= Set task =
From the entries that follow, list every line in which the string "preview" appears.

= Stored rows =
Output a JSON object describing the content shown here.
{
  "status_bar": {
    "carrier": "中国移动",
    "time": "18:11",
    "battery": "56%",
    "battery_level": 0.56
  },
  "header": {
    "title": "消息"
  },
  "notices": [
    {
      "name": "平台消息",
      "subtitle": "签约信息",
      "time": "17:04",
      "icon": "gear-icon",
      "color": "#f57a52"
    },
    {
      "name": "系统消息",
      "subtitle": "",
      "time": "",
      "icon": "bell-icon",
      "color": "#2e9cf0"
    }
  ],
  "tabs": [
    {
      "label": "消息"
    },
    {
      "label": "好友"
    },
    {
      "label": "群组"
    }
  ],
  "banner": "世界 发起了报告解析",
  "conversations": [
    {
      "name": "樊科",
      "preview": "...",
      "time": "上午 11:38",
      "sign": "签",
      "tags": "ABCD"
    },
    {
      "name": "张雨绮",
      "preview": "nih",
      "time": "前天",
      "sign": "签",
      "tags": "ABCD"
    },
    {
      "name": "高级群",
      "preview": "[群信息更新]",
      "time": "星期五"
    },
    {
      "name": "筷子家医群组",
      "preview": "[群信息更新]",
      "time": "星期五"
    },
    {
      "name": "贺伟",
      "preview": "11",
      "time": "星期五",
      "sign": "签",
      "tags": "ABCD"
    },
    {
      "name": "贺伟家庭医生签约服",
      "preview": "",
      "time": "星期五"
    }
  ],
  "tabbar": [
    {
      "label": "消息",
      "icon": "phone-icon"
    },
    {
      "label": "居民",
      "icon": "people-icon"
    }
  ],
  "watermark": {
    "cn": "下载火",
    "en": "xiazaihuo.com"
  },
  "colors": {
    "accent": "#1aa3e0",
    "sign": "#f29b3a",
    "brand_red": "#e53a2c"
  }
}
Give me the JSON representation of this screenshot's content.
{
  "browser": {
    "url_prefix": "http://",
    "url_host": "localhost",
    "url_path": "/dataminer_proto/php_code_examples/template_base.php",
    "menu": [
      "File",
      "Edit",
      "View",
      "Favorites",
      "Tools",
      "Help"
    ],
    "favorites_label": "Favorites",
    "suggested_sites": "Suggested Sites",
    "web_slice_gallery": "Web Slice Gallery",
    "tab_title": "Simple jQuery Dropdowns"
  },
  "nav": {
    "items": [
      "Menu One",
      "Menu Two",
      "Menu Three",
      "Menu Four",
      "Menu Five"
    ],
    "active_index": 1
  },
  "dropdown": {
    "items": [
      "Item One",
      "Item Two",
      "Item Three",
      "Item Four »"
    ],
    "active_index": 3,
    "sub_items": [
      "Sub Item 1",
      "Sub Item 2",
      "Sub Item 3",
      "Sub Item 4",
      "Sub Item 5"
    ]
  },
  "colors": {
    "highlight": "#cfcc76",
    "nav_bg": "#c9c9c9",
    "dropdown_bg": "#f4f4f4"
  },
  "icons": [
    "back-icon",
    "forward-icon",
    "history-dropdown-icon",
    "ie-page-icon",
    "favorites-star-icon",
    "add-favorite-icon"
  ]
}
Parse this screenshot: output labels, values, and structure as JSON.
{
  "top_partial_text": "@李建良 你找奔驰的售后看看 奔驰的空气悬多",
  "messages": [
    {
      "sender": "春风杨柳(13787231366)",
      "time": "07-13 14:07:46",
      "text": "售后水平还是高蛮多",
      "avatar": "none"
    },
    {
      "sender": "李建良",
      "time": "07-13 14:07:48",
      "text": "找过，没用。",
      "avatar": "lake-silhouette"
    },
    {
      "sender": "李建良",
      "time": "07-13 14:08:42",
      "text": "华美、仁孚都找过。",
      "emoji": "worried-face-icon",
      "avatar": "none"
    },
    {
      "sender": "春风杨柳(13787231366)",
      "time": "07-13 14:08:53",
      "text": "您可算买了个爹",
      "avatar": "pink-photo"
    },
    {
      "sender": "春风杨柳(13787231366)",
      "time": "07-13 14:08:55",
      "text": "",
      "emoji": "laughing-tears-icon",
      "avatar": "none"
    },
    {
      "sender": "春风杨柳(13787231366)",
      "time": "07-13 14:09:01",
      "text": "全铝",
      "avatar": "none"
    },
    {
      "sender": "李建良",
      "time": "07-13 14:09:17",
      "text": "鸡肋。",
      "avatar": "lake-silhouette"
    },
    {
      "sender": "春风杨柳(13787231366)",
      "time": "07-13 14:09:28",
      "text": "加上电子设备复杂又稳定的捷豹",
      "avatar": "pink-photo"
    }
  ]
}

= Problem solution =
      "preview": "...",
      "preview": "nih",
      "preview": "[群信息更新]",
      "preview": "[群信息更新]",
      "preview": "11",
      "preview": "",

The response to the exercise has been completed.